──────── EXTRACTED RECORDS

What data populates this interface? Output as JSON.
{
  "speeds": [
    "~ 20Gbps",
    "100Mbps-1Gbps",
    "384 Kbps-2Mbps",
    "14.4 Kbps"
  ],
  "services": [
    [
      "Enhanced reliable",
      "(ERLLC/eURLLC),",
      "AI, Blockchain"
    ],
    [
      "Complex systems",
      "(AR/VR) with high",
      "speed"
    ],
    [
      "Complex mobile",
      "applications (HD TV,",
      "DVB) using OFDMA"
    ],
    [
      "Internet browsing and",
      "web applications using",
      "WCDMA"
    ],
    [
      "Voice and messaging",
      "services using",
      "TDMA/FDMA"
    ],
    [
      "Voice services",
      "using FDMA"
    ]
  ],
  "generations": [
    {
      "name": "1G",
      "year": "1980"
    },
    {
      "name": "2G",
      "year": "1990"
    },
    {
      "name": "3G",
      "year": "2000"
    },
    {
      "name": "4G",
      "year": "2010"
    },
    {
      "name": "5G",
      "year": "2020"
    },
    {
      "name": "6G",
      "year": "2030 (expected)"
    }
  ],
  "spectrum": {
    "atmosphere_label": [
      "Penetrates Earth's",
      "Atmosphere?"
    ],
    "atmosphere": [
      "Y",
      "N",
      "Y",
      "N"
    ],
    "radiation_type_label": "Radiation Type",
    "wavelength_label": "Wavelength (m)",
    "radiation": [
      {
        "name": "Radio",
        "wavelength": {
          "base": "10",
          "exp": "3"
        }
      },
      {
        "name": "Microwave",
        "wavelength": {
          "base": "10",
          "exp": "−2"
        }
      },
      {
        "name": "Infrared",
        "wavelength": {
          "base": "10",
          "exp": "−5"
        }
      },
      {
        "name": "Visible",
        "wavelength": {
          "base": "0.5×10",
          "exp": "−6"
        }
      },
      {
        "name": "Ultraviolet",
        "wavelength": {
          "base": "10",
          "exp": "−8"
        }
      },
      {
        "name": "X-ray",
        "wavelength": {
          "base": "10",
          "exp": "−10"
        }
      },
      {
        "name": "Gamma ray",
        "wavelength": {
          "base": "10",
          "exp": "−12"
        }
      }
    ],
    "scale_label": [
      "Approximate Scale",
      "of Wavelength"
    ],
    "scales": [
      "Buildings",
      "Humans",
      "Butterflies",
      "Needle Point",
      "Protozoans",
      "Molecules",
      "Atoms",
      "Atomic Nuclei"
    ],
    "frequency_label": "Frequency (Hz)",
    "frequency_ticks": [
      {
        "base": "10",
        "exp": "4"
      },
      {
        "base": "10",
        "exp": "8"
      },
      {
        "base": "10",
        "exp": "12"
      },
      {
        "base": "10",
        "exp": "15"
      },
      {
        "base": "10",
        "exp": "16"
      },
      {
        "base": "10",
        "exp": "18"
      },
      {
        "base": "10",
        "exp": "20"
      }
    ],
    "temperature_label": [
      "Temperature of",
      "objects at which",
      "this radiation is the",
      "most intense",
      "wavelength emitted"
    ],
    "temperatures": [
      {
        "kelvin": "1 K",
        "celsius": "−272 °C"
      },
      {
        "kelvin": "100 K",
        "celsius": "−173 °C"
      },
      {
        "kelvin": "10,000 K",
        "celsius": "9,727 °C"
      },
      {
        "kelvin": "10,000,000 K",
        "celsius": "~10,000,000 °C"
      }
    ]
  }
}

────────────────
──────── EXTRACTED RECORDS

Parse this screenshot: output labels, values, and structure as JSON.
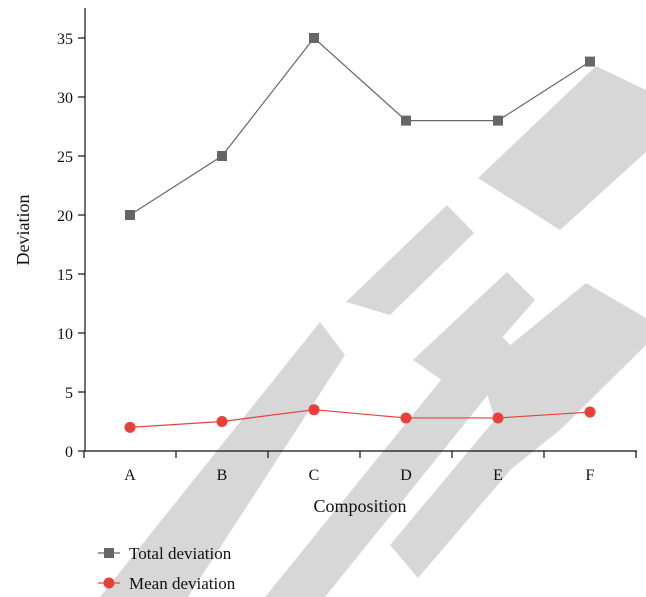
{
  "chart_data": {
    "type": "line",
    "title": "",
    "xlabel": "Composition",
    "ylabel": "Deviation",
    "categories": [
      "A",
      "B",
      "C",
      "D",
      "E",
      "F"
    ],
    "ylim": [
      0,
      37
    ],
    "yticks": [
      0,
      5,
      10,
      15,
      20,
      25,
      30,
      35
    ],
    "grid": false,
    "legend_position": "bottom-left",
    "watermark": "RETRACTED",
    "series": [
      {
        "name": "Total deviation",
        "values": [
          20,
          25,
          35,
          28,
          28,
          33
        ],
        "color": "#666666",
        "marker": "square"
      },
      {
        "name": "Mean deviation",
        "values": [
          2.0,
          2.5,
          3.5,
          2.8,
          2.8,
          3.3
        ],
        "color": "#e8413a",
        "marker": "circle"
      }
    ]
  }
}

────────────────
──────── EXTRACTED RECORDS

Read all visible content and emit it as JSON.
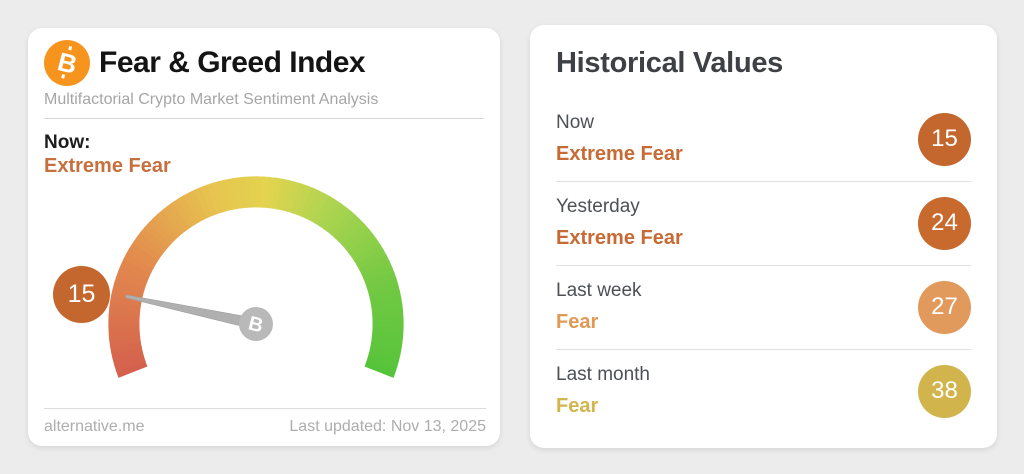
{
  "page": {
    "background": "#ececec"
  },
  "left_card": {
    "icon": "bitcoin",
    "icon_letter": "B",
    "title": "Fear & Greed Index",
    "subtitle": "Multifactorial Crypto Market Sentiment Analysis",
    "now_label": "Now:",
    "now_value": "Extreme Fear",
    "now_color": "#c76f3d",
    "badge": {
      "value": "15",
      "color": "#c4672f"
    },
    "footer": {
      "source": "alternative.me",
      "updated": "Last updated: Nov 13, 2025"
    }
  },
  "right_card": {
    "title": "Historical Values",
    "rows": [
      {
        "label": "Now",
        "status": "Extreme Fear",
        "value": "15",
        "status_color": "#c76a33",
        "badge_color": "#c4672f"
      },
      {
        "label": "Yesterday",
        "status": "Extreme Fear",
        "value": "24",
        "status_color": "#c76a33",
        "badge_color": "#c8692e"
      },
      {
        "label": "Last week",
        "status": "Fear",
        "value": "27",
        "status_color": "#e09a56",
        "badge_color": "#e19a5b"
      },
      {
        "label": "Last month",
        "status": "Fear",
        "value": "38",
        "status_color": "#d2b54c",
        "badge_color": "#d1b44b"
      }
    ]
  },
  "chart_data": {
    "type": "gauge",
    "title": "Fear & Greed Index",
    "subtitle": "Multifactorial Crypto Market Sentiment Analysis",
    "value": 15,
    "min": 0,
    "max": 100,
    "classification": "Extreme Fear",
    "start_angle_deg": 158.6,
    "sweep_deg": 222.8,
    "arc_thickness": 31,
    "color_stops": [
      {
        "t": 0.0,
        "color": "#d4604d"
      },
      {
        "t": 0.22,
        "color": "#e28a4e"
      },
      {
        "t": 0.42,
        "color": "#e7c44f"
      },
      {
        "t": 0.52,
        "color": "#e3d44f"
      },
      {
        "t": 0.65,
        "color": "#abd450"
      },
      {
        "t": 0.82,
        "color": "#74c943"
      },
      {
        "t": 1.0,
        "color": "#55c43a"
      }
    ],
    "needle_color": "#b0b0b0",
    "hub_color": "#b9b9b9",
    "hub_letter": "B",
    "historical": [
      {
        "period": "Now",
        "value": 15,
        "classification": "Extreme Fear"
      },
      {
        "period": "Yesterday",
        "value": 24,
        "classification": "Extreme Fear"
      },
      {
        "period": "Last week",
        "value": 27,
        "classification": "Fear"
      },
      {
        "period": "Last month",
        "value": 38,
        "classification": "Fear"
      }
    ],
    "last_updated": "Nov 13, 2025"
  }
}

────────────────

TASK — Check each line of the records above for "Voice", and copy those that have it.

OUTPUT —
      "Voice and messaging",
      "Voice services",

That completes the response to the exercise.